TASK REQUIREMENTS: Without skipping anything, write out each record below exactly.

TASK INPUTS:
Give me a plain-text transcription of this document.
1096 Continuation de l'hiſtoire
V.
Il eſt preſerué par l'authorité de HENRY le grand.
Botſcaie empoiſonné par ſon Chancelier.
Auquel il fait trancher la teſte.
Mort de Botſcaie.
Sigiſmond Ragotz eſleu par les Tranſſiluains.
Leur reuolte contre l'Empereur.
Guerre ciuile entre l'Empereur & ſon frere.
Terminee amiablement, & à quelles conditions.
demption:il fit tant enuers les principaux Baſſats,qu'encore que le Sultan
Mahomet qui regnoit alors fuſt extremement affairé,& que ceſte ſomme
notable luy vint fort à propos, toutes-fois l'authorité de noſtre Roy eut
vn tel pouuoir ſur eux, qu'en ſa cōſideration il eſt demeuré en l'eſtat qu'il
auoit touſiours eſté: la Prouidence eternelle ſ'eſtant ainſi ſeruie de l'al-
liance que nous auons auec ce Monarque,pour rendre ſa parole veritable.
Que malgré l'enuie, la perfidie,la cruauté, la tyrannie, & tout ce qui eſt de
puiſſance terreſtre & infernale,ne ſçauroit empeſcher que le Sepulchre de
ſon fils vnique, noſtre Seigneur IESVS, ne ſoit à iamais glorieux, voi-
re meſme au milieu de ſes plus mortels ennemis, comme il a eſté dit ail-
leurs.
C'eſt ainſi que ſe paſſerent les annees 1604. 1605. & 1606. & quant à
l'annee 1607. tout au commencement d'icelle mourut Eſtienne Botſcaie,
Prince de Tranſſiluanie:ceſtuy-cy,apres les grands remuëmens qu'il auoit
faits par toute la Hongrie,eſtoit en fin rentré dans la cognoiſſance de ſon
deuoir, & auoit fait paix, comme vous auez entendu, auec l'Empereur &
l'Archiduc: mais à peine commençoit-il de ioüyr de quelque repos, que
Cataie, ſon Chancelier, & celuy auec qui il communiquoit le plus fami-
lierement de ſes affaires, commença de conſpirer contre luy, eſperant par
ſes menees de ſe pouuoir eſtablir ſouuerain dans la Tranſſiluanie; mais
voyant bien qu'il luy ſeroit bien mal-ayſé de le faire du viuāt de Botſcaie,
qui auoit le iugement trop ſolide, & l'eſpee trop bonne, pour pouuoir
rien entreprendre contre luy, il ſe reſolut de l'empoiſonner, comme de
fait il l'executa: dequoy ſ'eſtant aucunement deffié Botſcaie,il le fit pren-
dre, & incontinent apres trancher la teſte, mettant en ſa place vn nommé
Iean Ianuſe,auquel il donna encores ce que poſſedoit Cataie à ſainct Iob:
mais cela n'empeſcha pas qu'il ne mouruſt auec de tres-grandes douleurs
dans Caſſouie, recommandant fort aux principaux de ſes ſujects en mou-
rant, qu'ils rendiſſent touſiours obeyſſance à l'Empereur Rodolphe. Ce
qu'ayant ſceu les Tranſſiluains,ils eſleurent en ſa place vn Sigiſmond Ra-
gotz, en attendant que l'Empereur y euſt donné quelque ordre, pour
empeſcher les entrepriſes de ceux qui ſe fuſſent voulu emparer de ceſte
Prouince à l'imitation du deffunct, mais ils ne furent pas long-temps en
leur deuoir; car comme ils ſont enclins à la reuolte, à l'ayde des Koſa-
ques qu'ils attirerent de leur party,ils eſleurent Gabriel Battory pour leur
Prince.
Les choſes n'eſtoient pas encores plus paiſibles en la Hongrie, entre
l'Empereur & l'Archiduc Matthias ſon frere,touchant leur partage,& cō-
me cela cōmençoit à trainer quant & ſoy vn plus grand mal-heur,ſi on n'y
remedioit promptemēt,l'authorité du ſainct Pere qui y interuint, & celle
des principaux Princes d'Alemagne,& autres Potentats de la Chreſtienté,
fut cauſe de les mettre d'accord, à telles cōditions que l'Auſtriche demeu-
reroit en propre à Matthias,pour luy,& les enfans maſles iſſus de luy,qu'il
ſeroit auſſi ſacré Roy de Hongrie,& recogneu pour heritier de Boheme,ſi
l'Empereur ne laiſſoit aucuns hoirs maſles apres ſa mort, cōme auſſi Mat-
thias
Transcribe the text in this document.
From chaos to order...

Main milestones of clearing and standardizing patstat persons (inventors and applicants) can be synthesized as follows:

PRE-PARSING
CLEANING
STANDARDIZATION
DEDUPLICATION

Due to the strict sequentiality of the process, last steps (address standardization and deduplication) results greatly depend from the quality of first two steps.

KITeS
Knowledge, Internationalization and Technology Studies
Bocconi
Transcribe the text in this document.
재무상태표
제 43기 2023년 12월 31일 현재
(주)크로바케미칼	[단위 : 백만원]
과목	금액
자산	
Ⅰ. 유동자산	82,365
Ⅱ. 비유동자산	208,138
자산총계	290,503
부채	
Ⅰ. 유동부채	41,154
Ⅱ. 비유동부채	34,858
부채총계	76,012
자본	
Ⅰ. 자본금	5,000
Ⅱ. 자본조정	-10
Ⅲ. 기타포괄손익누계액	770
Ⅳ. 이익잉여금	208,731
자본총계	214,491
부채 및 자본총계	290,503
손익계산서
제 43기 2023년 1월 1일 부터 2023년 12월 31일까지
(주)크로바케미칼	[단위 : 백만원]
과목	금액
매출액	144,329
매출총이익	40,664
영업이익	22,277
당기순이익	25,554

SOLUTION:
Give me a plain-text transcription of this document.
1096 Continuation de l'hiſtoire
V.
Il eſt preſerué par l'authorité de HENRY le grand.
Botſcaie empoiſonné par ſon Chancelier.
Auquel il fait trancher la teſte.
Mort de Botſcaie.
Sigiſmond Ragotz eſleu par les Tranſſiluains.
Leur reuolte contre l'Empereur.
Guerre ciuile entre l'Empereur & ſon frere.
Terminee amiablement, & à quelles conditions.
demption:il fit tant enuers les principaux Baſſats,qu'encore que le Sultan
Mahomet qui regnoit alors fuſt extremement affairé,& que ceſte ſomme
notable luy vint fort à propos, toutes-fois l'authorité de noſtre Roy eut
vn tel pouuoir ſur eux, qu'en ſa cōſideration il eſt demeuré en l'eſtat qu'il
auoit touſiours eſté: la Prouidence eternelle ſ'eſtant ainſi ſeruie de l'al-
liance que nous auons auec ce Monarque,pour rendre ſa parole veritable.
Que malgré l'enuie, la perfidie,la cruauté, la tyrannie, & tout ce qui eſt de
puiſſance terreſtre & infernale,ne ſçauroit empeſcher que le Sepulchre de
ſon fils vnique, noſtre Seigneur IESVS, ne ſoit à iamais glorieux, voi-
re meſme au milieu de ſes plus mortels ennemis, comme il a eſté dit ail-
leurs.
C'eſt ainſi que ſe paſſerent les annees 1604. 1605. & 1606. & quant à
l'annee 1607. tout au commencement d'icelle mourut Eſtienne Botſcaie,
Prince de Tranſſiluanie:ceſtuy-cy,apres les grands remuëmens qu'il auoit
faits par toute la Hongrie,eſtoit en fin rentré dans la cognoiſſance de ſon
deuoir, & auoit fait paix, comme vous auez entendu, auec l'Empereur &
l'Archiduc: mais à peine commençoit-il de ioüyr de quelque repos, que
Cataie, ſon Chancelier, & celuy auec qui il communiquoit le plus fami-
lierement de ſes affaires, commença de conſpirer contre luy, eſperant par
ſes menees de ſe pouuoir eſtablir ſouuerain dans la Tranſſiluanie; mais
voyant bien qu'il luy ſeroit bien mal-ayſé de le faire du viuāt de Botſcaie,
qui auoit le iugement trop ſolide, & l'eſpee trop bonne, pour pouuoir
rien entreprendre contre luy, il ſe reſolut de l'empoiſonner, comme de
fait il l'executa: dequoy ſ'eſtant aucunement deffié Botſcaie,il le fit pren-
dre, & incontinent apres trancher la teſte, mettant en ſa place vn nommé
Iean Ianuſe,auquel il donna encores ce que poſſedoit Cataie à ſainct Iob:
mais cela n'empeſcha pas qu'il ne mouruſt auec de tres-grandes douleurs
dans Caſſouie, recommandant fort aux principaux de ſes ſujects en mou-
rant, qu'ils rendiſſent touſiours obeyſſance à l'Empereur Rodolphe. Ce
qu'ayant ſceu les Tranſſiluains,ils eſleurent en ſa place vn Sigiſmond Ra-
gotz, en attendant que l'Empereur y euſt donné quelque ordre, pour
empeſcher les entrepriſes de ceux qui ſe fuſſent voulu emparer de ceſte
Prouince à l'imitation du deffunct, mais ils ne furent pas long-temps en
leur deuoir; car comme ils ſont enclins à la reuolte, à l'ayde des Koſa-
ques qu'ils attirerent de leur party,ils eſleurent Gabriel Battory pour leur
Prince.
Les choſes n'eſtoient pas encores plus paiſibles en la Hongrie, entre
l'Empereur & l'Archiduc Matthias ſon frere,touchant leur partage,& cō-
me cela cōmençoit à trainer quant & ſoy vn plus grand mal-heur,ſi on n'y
remedioit promptemēt,l'authorité du ſainct Pere qui y interuint, & celle
des principaux Princes d'Alemagne,& autres Potentats de la Chreſtienté,
fut cauſe de les mettre d'accord, à telles cōditions que l'Auſtriche demeu-
reroit en propre à Matthias,pour luy,& les enfans maſles iſſus de luy,qu'il
ſeroit auſſi ſacré Roy de Hongrie,& recogneu pour heritier de Boheme,ſi
l'Empereur ne laiſſoit aucuns hoirs maſles apres ſa mort, cōme auſſi Mat-
thias
Transcribe the text in this document.
From chaos to order...

Main milestones of clearing and standardizing patstat persons (inventors and applicants) can be synthesized as follows:

PRE-PARSING
CLEANING
STANDARDIZATION
DEDUPLICATION

Due to the strict sequentiality of the process, last steps (address standardization and deduplication) results greatly depend from the quality of first two steps.

KITeS
Knowledge, Internationalization and Technology Studies
Bocconi
Transcribe the text in this document.
재무상태표
제 43기 2023년 12월 31일 현재
(주)크로바케미칼	[단위 : 백만원]
과목	금액
자산	
Ⅰ. 유동자산	82,365
Ⅱ. 비유동자산	208,138
자산총계	290,503
부채	
Ⅰ. 유동부채	41,154
Ⅱ. 비유동부채	34,858
부채총계	76,012
자본	
Ⅰ. 자본금	5,000
Ⅱ. 자본조정	-10
Ⅲ. 기타포괄손익누계액	770
Ⅳ. 이익잉여금	208,731
자본총계	214,491
부채 및 자본총계	290,503
손익계산서
제 43기 2023년 1월 1일 부터 2023년 12월 31일까지
(주)크로바케미칼	[단위 : 백만원]
과목	금액
매출액	144,329
매출총이익	40,664
영업이익	22,277
당기순이익	25,554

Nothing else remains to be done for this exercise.